## START
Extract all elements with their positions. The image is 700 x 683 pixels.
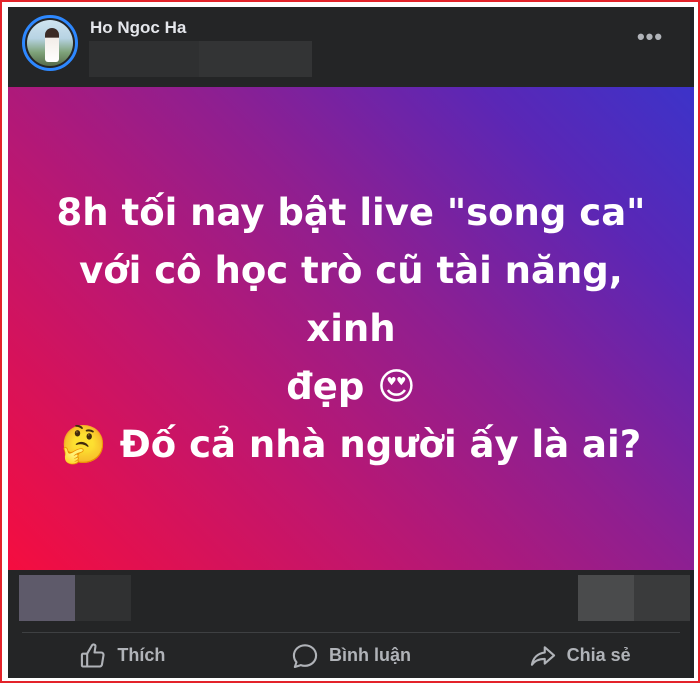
post-header: Ho Ngoc Ha •••	[8, 7, 694, 87]
post-meta-redacted-segment	[199, 41, 312, 77]
comment-button[interactable]: Bình luận	[237, 633, 466, 678]
share-arrow-icon	[530, 645, 555, 666]
reaction-count-redacted	[75, 575, 131, 621]
comment-label: Bình luận	[329, 645, 411, 665]
share-count-redacted[interactable]	[634, 575, 690, 621]
avatar-photo	[27, 20, 73, 66]
post-card: Ho Ngoc Ha ••• 8h tối nay bật live "song…	[8, 7, 694, 678]
like-button[interactable]: Thích	[8, 633, 237, 678]
reaction-summary-redacted[interactable]	[19, 575, 75, 621]
author-name[interactable]: Ho Ngoc Ha	[90, 18, 186, 38]
avatar-figure	[45, 28, 59, 62]
more-options-icon[interactable]: •••	[630, 26, 670, 54]
post-actions: Thích Bình luận Chia sẻ	[8, 633, 694, 678]
like-label: Thích	[117, 645, 166, 665]
screenshot-frame: Ho Ngoc Ha ••• 8h tối nay bật live "song…	[0, 0, 700, 683]
post-meta-redacted	[89, 41, 312, 77]
post-text-line: 🤔 Đố cả nhà người ấy là ai?	[60, 422, 642, 466]
reactions-bar	[8, 570, 694, 630]
post-text-line: 8h tối nay bật live "song ca"	[56, 190, 646, 234]
post-background: 8h tối nay bật live "song ca" với cô học…	[8, 87, 694, 570]
share-button[interactable]: Chia sẻ	[465, 633, 694, 678]
post-text-line: với cô học trò cũ tài năng, xinh	[79, 248, 623, 350]
comment-bubble-icon	[292, 643, 318, 668]
post-text-line: đẹp 😍	[286, 364, 416, 408]
author-avatar[interactable]	[22, 15, 78, 71]
post-text: 8h tối nay bật live "song ca" với cô học…	[31, 184, 671, 474]
thumbs-up-icon	[81, 642, 105, 668]
comment-count-redacted[interactable]	[578, 575, 634, 621]
share-label: Chia sẻ	[566, 645, 631, 665]
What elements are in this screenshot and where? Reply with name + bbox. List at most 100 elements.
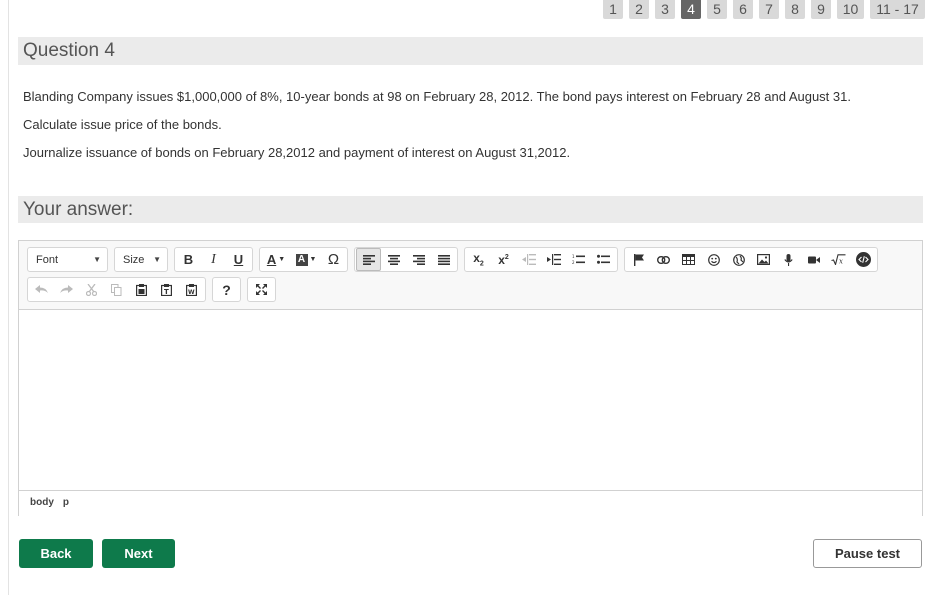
## END
Render every line of the records as a JSON list of strings, one string per line, with blank lines and the pictures omitted.

[
  "Extract all elements with their positions. The image is 700 x 683 pixels.",
  "post-header: Ho Ngoc Ha •••\t[8, 7, 694, 87]",
  "post-meta-redacted-segment\t[199, 41, 312, 77]",
  "comment-button[interactable]: Bình luận\t[237, 633, 466, 678]",
  "share-arrow-icon\t[530, 645, 555, 666]",
  "reaction-count-redacted\t[75, 575, 131, 621]",
  "comment-label: Bình luận\t[329, 645, 411, 665]",
  "share-count-redacted[interactable]\t[634, 575, 690, 621]",
  "avatar-photo\t[27, 20, 73, 66]",
  "post-card: Ho Ngoc Ha ••• 8h tối nay bật live \"song…\t[8, 7, 694, 678]",
  "like-button[interactable]: Thích\t[8, 633, 237, 678]",
  "reaction-summary-redacted[interactable]\t[19, 575, 75, 621]",
  "author-name[interactable]: Ho Ngoc Ha\t[90, 18, 186, 38]",
  "avatar-figure\t[45, 28, 59, 62]",
  "more-options-icon[interactable]: •••\t[630, 26, 670, 54]",
  "post-actions: Thích Bình luận Chia sẻ\t[8, 633, 694, 678]",
  "like-label: Thích\t[117, 645, 166, 665]",
  "screenshot-frame: Ho Ngoc Ha ••• 8h tối nay bật live \"song…\t[0, 0, 700, 683]",
  "post-meta-redacted\t[89, 41, 312, 77]",
  "post-text-line: 🤔 Đố cả nhà người ấy là ai?\t[60, 422, 642, 466]",
  "reactions-bar\t[8, 570, 694, 630]",
  "post-text-line: 8h tối nay bật live \"song ca\"\t[56, 190, 646, 234]",
  "post-background: 8h tối nay bật live \"song ca\" với cô học…\t[8, 87, 694, 570]",
  "share-button[interactable]: Chia sẻ\t[465, 633, 694, 678]",
  "post-text-line: với cô học trò cũ tài năng, xinh\t[79, 248, 623, 350]",
  "comment-bubble-icon\t[292, 643, 318, 668]",
  "post-text-line: đẹp 😍\t[286, 364, 416, 408]",
  "author-avatar[interactable]\t[22, 15, 78, 71]",
  "post-text: 8h tối nay bật live \"song ca\" với cô học…\t[31, 184, 671, 474]",
  "thumbs-up-icon\t[81, 642, 105, 668]",
  "comment-count-redacted[interactable]\t[578, 575, 634, 621]",
  "share-label: Chia sẻ\t[566, 645, 631, 665]",
  "What elements are in this screenshot and where? Reply with name + bbox. List at most 100 elements."
]